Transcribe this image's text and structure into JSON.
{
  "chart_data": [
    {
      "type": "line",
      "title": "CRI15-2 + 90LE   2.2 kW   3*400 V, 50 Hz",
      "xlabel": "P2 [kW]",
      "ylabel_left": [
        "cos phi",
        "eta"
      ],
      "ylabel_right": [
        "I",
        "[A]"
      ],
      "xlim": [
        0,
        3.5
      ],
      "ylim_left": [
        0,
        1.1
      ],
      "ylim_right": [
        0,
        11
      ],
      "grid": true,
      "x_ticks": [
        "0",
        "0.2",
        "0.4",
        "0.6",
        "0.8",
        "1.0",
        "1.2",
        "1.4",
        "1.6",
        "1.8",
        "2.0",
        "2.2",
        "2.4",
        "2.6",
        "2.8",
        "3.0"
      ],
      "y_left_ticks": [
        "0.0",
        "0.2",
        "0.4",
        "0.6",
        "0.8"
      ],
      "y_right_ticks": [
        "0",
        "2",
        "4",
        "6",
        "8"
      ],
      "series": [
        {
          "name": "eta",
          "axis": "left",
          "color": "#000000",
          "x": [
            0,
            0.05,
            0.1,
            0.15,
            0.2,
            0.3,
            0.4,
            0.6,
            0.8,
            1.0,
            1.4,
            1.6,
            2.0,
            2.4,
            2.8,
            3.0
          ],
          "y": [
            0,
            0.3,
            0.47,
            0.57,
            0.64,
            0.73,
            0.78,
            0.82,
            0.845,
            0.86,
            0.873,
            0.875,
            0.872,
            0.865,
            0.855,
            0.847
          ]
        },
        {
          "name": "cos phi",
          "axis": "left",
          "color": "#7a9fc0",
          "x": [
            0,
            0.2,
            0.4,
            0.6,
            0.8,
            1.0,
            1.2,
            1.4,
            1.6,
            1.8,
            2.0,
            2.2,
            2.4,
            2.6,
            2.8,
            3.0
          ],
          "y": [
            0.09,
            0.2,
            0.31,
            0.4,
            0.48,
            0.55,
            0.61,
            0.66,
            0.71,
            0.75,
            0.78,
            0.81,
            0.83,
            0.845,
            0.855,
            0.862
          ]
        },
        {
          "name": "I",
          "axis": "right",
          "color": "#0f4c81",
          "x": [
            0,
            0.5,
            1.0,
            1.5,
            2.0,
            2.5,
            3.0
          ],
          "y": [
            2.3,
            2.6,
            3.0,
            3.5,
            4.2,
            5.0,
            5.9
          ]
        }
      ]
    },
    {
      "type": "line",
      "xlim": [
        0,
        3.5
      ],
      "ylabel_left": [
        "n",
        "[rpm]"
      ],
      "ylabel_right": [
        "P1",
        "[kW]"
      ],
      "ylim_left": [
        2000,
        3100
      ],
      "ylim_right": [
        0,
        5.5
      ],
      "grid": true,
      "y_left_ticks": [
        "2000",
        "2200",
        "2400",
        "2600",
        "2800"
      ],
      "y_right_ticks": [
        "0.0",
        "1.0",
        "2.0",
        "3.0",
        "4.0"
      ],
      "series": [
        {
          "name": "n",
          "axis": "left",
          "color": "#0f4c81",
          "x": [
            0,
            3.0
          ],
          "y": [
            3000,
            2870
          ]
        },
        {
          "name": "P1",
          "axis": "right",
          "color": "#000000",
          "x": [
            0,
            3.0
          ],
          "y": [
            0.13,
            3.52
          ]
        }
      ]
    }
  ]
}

....

Please restate the whole listing word for word.

Transcribe this image's text and structure into JSON.
{
  "chart_data": [
    {
      "type": "line",
      "title": "CRI15-2 + 90LE   2.2 kW   3*400 V, 50 Hz",
      "xlabel": "P2 [kW]",
      "ylabel_left": [
        "cos phi",
        "eta"
      ],
      "ylabel_right": [
        "I",
        "[A]"
      ],
      "xlim": [
        0,
        3.5
      ],
      "ylim_left": [
        0,
        1.1
      ],
      "ylim_right": [
        0,
        11
      ],
      "grid": true,
      "x_ticks": [
        "0",
        "0.2",
        "0.4",
        "0.6",
        "0.8",
        "1.0",
        "1.2",
        "1.4",
        "1.6",
        "1.8",
        "2.0",
        "2.2",
        "2.4",
        "2.6",
        "2.8",
        "3.0"
      ],
      "y_left_ticks": [
        "0.0",
        "0.2",
        "0.4",
        "0.6",
        "0.8"
      ],
      "y_right_ticks": [
        "0",
        "2",
        "4",
        "6",
        "8"
      ],
      "series": [
        {
          "name": "eta",
          "axis": "left",
          "color": "#000000",
          "x": [
            0,
            0.05,
            0.1,
            0.15,
            0.2,
            0.3,
            0.4,
            0.6,
            0.8,
            1.0,
            1.4,
            1.6,
            2.0,
            2.4,
            2.8,
            3.0
          ],
          "y": [
            0,
            0.3,
            0.47,
            0.57,
            0.64,
            0.73,
            0.78,
            0.82,
            0.845,
            0.86,
            0.873,
            0.875,
            0.872,
            0.865,
            0.855,
            0.847
          ]
        },
        {
          "name": "cos phi",
          "axis": "left",
          "color": "#7a9fc0",
          "x": [
            0,
            0.2,
            0.4,
            0.6,
            0.8,
            1.0,
            1.2,
            1.4,
            1.6,
            1.8,
            2.0,
            2.2,
            2.4,
            2.6,
            2.8,
            3.0
          ],
          "y": [
            0.09,
            0.2,
            0.31,
            0.4,
            0.48,
            0.55,
            0.61,
            0.66,
            0.71,
            0.75,
            0.78,
            0.81,
            0.83,
            0.845,
            0.855,
            0.862
          ]
        },
        {
          "name": "I",
          "axis": "right",
          "color": "#0f4c81",
          "x": [
            0,
            0.5,
            1.0,
            1.5,
            2.0,
            2.5,
            3.0
          ],
          "y": [
            2.3,
            2.6,
            3.0,
            3.5,
            4.2,
            5.0,
            5.9
          ]
        }
      ]
    },
    {
      "type": "line",
      "xlim": [
        0,
        3.5
      ],
      "ylabel_left": [
        "n",
        "[rpm]"
      ],
      "ylabel_right": [
        "P1",
        "[kW]"
      ],
      "ylim_left": [
        2000,
        3100
      ],
      "ylim_right": [
        0,
        5.5
      ],
      "grid": true,
      "y_left_ticks": [
        "2000",
        "2200",
        "2400",
        "2600",
        "2800"
      ],
      "y_right_ticks": [
        "0.0",
        "1.0",
        "2.0",
        "3.0",
        "4.0"
      ],
      "series": [
        {
          "name": "n",
          "axis": "left",
          "color": "#0f4c81",
          "x": [
            0,
            3.0
          ],
          "y": [
            3000,
            2870
          ]
        },
        {
          "name": "P1",
          "axis": "right",
          "color": "#000000",
          "x": [
            0,
            3.0
          ],
          "y": [
            0.13,
            3.52
          ]
        }
      ]
    }
  ]
}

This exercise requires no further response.